→ **Task requirements**:
The records below hold pictures; please leave those out and retype the rest exactly.

→ **Provided records**:
— begin —
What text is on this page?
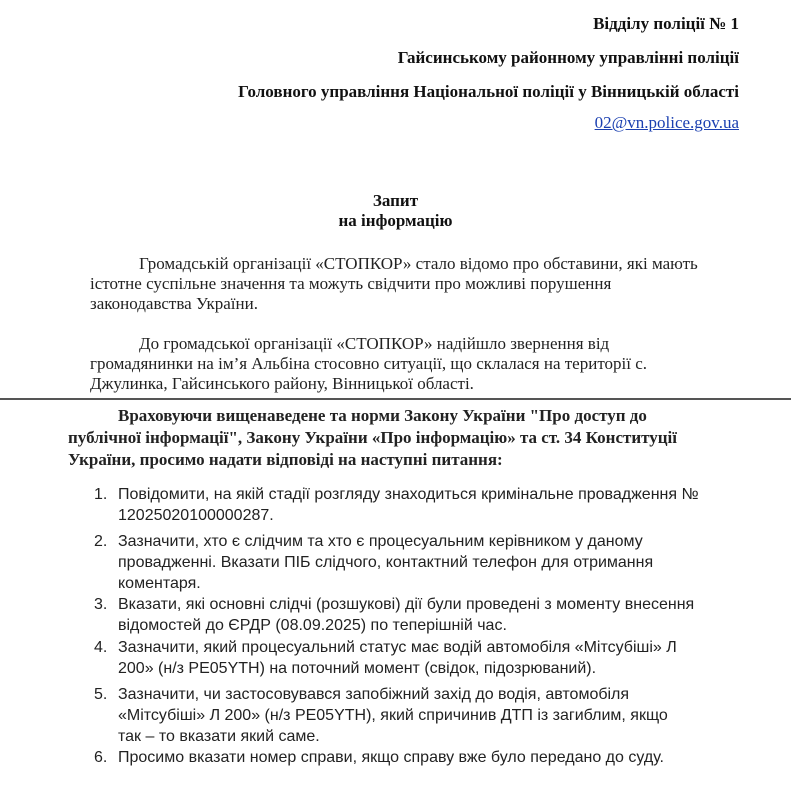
Відділу поліції № 1
Гайсинському районному управлінні поліції
Головного управління Національної поліції у Вінницькій області
02@vn.police.gov.ua
Запит
на інформацію
Громадській організації «СТОПКОР» стало відомо про обставини, які мають
істотне суспільне значення та можуть свідчити про можливі порушення
законодавства України.
До громадської організації «СТОПКОР» надійшло звернення від
громадянинки на ім’я Альбіна стосовно ситуації, що склалася на території с.
Джулинка, Гайсинського району, Вінницької області.
Враховуючи вищенаведене та норми Закону України "Про доступ до
публічної інформації", Закону України «Про інформацію» та ст. 34 Конституції
України, просимо надати відповіді на наступні питання:
1. Повідомити, на якій стадії розгляду знаходиться кримінальне провадження №
12025020100000287.
2. Зазначити, хто є слідчим та хто є процесуальним керівником у даному
провадженні. Вказати ПІБ слідчого, контактний телефон для отримання
коментаря.
3. Вказати, які основні слідчі (розшукові) дії були проведені з моменту внесення
відомостей до ЄРДР (08.09.2025) по теперішній час.
4. Зазначити, який процесуальний статус має водій автомобіля «Мітсубіші» Л
200» (н/з РЕ05YTH) на поточний момент (свідок, підозрюваний).
5. Зазначити, чи застосовувався запобіжний захід до водія, автомобіля
«Мітсубіші» Л 200» (н/з РЕ05YTH), який спричинив ДТП із загиблим, якщо
так – то вказати який саме.
6. Просимо вказати номер справи, якщо справу вже було передано до суду.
— end —
→ **Answer to the task**:
What text is on this page?
Відділу поліції № 1
Гайсинському районному управлінні поліції
Головного управління Національної поліції у Вінницькій області
02@vn.police.gov.ua
Запит
на інформацію
Громадській організації «СТОПКОР» стало відомо про обставини, які мають
істотне суспільне значення та можуть свідчити про можливі порушення
законодавства України.
До громадської організації «СТОПКОР» надійшло звернення від
громадянинки на ім’я Альбіна стосовно ситуації, що склалася на території с.
Джулинка, Гайсинського району, Вінницької області.
Враховуючи вищенаведене та норми Закону України "Про доступ до
публічної інформації", Закону України «Про інформацію» та ст. 34 Конституції
України, просимо надати відповіді на наступні питання:
1. Повідомити, на якій стадії розгляду знаходиться кримінальне провадження №
12025020100000287.
2. Зазначити, хто є слідчим та хто є процесуальним керівником у даному
провадженні. Вказати ПІБ слідчого, контактний телефон для отримання
коментаря.
3. Вказати, які основні слідчі (розшукові) дії були проведені з моменту внесення
відомостей до ЄРДР (08.09.2025) по теперішній час.
4. Зазначити, який процесуальний статус має водій автомобіля «Мітсубіші» Л
200» (н/з РЕ05YTH) на поточний момент (свідок, підозрюваний).
5. Зазначити, чи застосовувався запобіжний захід до водія, автомобіля
«Мітсубіші» Л 200» (н/з РЕ05YTH), який спричинив ДТП із загиблим, якщо
так – то вказати який саме.
6. Просимо вказати номер справи, якщо справу вже було передано до суду.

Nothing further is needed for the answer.